[Stored records]
● ● ● ● ● ● ●

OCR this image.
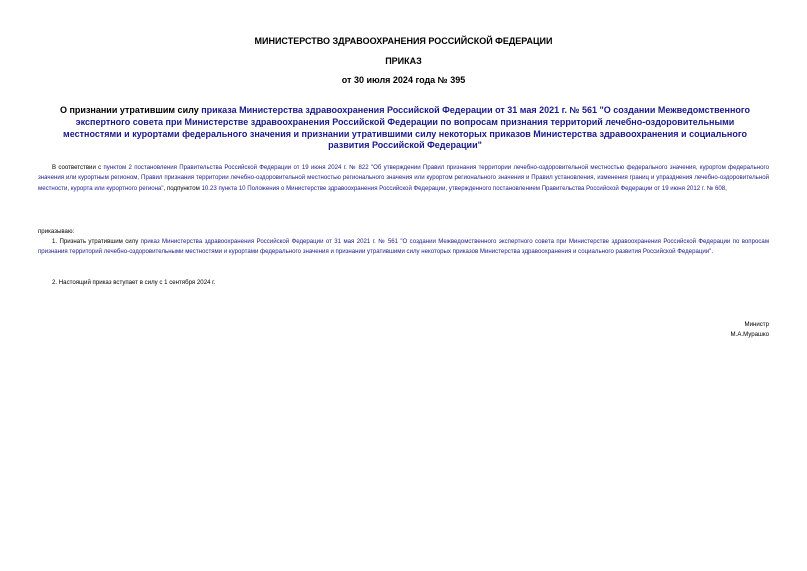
МИНИСТЕРСТВО ЗДРАВООХРАНЕНИЯ РОССИЙСКОЙ ФЕДЕРАЦИИ
ПРИКАЗ
от 30 июля 2024 года № 395
О признании утратившим силу приказа Министерства здравоохранения Российской Федерации от 31 мая 2021 г. № 561 "О создании Межведомственного экспертного совета при Министерстве здравоохранения Российской Федерации по вопросам признания территорий лечебно-оздоровительными местностями и курортами федерального значения и признании утратившими силу некоторых приказов Министерства здравоохранения и социального развития Российской Федерации"
В соответствии с пунктом 2 постановления Правительства Российской Федерации от 19 июня 2024 г. № 822 "Об утверждении Правил признания территории лечебно-оздоровительной местностью федерального значения, курортом федерального значения или курортным регионом, Правил признания территории лечебно-оздоровительной местностью регионального значения или курортом регионального значения и Правил установления, изменения границ и упразднения лечебно-оздоровительной местности, курорта или курортного региона", подпунктом 10.23 пункта 10 Положения о Министерстве здравоохранения Российской Федерации, утвержденного постановлением Правительства Российской Федерации от 19 июня 2012 г. № 608,
приказываю:
1. Признать утратившим силу приказ Министерства здравоохранения Российской Федерации от 31 мая 2021 г. № 561 "О создании Межведомственного экспертного совета при Министерстве здравоохранения Российской Федерации по вопросам признания территорий лечебно-оздоровительными местностями и курортами федерального значения и признании утратившими силу некоторых приказов Министерства здравоохранения и социального развития Российской Федерации".
2. Настоящий приказ вступает в силу с 1 сентября 2024 г.
Министр
М.А.Мурашко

● ● ● ● ● ● ●

Leaving aside the images, write out the entries above word for word.

### Correct response
OCR this image.
МИНИСТЕРСТВО ЗДРАВООХРАНЕНИЯ РОССИЙСКОЙ ФЕДЕРАЦИИ
ПРИКАЗ
от 30 июля 2024 года № 395
О признании утратившим силу приказа Министерства здравоохранения Российской Федерации от 31 мая 2021 г. № 561 "О создании Межведомственного экспертного совета при Министерстве здравоохранения Российской Федерации по вопросам признания территорий лечебно-оздоровительными местностями и курортами федерального значения и признании утратившими силу некоторых приказов Министерства здравоохранения и социального развития Российской Федерации"
В соответствии с пунктом 2 постановления Правительства Российской Федерации от 19 июня 2024 г. № 822 "Об утверждении Правил признания территории лечебно-оздоровительной местностью федерального значения, курортом федерального значения или курортным регионом, Правил признания территории лечебно-оздоровительной местностью регионального значения или курортом регионального значения и Правил установления, изменения границ и упразднения лечебно-оздоровительной местности, курорта или курортного региона", подпунктом 10.23 пункта 10 Положения о Министерстве здравоохранения Российской Федерации, утвержденного постановлением Правительства Российской Федерации от 19 июня 2012 г. № 608,
приказываю:
1. Признать утратившим силу приказ Министерства здравоохранения Российской Федерации от 31 мая 2021 г. № 561 "О создании Межведомственного экспертного совета при Министерстве здравоохранения Российской Федерации по вопросам признания территорий лечебно-оздоровительными местностями и курортами федерального значения и признании утратившими силу некоторых приказов Министерства здравоохранения и социального развития Российской Федерации".
2. Настоящий приказ вступает в силу с 1 сентября 2024 г.
Министр
М.А.Мурашко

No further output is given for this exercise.